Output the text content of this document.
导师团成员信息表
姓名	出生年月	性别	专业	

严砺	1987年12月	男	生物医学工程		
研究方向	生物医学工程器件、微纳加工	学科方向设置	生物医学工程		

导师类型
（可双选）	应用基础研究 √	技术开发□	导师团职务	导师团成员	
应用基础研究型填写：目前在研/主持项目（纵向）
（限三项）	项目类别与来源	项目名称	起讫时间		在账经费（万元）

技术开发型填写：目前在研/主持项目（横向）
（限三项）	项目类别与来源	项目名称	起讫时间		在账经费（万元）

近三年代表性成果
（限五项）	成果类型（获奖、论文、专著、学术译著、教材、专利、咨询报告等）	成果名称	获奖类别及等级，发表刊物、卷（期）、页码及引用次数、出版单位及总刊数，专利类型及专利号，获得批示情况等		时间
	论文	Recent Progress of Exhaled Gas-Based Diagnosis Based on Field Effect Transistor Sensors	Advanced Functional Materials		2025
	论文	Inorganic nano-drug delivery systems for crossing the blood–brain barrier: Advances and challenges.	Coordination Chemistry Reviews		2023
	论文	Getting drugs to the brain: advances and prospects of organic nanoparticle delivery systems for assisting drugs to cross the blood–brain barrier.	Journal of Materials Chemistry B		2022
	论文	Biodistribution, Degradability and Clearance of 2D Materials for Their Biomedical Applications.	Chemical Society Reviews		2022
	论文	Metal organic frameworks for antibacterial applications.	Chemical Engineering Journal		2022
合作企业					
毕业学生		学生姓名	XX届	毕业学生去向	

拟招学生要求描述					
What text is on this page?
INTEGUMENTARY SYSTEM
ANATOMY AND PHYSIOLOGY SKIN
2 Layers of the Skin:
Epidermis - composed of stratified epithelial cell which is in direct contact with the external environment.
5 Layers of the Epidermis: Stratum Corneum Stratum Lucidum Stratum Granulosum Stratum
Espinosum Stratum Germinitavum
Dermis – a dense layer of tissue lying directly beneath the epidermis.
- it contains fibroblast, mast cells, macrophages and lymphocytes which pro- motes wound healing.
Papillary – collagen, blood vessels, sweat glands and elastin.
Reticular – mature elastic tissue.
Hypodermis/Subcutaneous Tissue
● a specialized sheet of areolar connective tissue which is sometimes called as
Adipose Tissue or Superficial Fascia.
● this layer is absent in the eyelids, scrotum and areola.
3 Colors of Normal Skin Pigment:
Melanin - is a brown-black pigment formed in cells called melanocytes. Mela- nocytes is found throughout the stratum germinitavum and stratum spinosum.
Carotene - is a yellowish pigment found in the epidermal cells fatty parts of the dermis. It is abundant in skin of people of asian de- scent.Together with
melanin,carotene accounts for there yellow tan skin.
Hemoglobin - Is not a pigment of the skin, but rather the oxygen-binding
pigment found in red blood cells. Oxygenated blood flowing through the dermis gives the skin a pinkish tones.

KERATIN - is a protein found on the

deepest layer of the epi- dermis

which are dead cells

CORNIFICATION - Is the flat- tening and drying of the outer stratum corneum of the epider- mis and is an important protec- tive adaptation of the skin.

• • • •

Each record above, in full: retype it verbatim.

Output the text content of this document.
导师团成员信息表
姓名	出生年月	性别	专业	

严砺	1987年12月	男	生物医学工程		
研究方向	生物医学工程器件、微纳加工	学科方向设置	生物医学工程		

导师类型
（可双选）	应用基础研究 √	技术开发□	导师团职务	导师团成员	
应用基础研究型填写：目前在研/主持项目（纵向）
（限三项）	项目类别与来源	项目名称	起讫时间		在账经费（万元）

技术开发型填写：目前在研/主持项目（横向）
（限三项）	项目类别与来源	项目名称	起讫时间		在账经费（万元）

近三年代表性成果
（限五项）	成果类型（获奖、论文、专著、学术译著、教材、专利、咨询报告等）	成果名称	获奖类别及等级，发表刊物、卷（期）、页码及引用次数、出版单位及总刊数，专利类型及专利号，获得批示情况等		时间
	论文	Recent Progress of Exhaled Gas-Based Diagnosis Based on Field Effect Transistor Sensors	Advanced Functional Materials		2025
	论文	Inorganic nano-drug delivery systems for crossing the blood–brain barrier: Advances and challenges.	Coordination Chemistry Reviews		2023
	论文	Getting drugs to the brain: advances and prospects of organic nanoparticle delivery systems for assisting drugs to cross the blood–brain barrier.	Journal of Materials Chemistry B		2022
	论文	Biodistribution, Degradability and Clearance of 2D Materials for Their Biomedical Applications.	Chemical Society Reviews		2022
	论文	Metal organic frameworks for antibacterial applications.	Chemical Engineering Journal		2022
合作企业					
毕业学生		学生姓名	XX届	毕业学生去向	

拟招学生要求描述					
What text is on this page?
INTEGUMENTARY SYSTEM
ANATOMY AND PHYSIOLOGY SKIN
2 Layers of the Skin:
Epidermis - composed of stratified epithelial cell which is in direct contact with the external environment.
5 Layers of the Epidermis: Stratum Corneum Stratum Lucidum Stratum Granulosum Stratum
Espinosum Stratum Germinitavum
Dermis – a dense layer of tissue lying directly beneath the epidermis.
- it contains fibroblast, mast cells, macrophages and lymphocytes which pro- motes wound healing.
Papillary – collagen, blood vessels, sweat glands and elastin.
Reticular – mature elastic tissue.
Hypodermis/Subcutaneous Tissue
● a specialized sheet of areolar connective tissue which is sometimes called as
Adipose Tissue or Superficial Fascia.
● this layer is absent in the eyelids, scrotum and areola.
3 Colors of Normal Skin Pigment:
Melanin - is a brown-black pigment formed in cells called melanocytes. Mela- nocytes is found throughout the stratum germinitavum and stratum spinosum.
Carotene - is a yellowish pigment found in the epidermal cells fatty parts of the dermis. It is abundant in skin of people of asian de- scent.Together with
melanin,carotene accounts for there yellow tan skin.
Hemoglobin - Is not a pigment of the skin, but rather the oxygen-binding
pigment found in red blood cells. Oxygenated blood flowing through the dermis gives the skin a pinkish tones.

KERATIN - is a protein found on the

deepest layer of the epi- dermis

which are dead cells

CORNIFICATION - Is the flat- tening and drying of the outer stratum corneum of the epider- mis and is an important protec- tive adaptation of the skin.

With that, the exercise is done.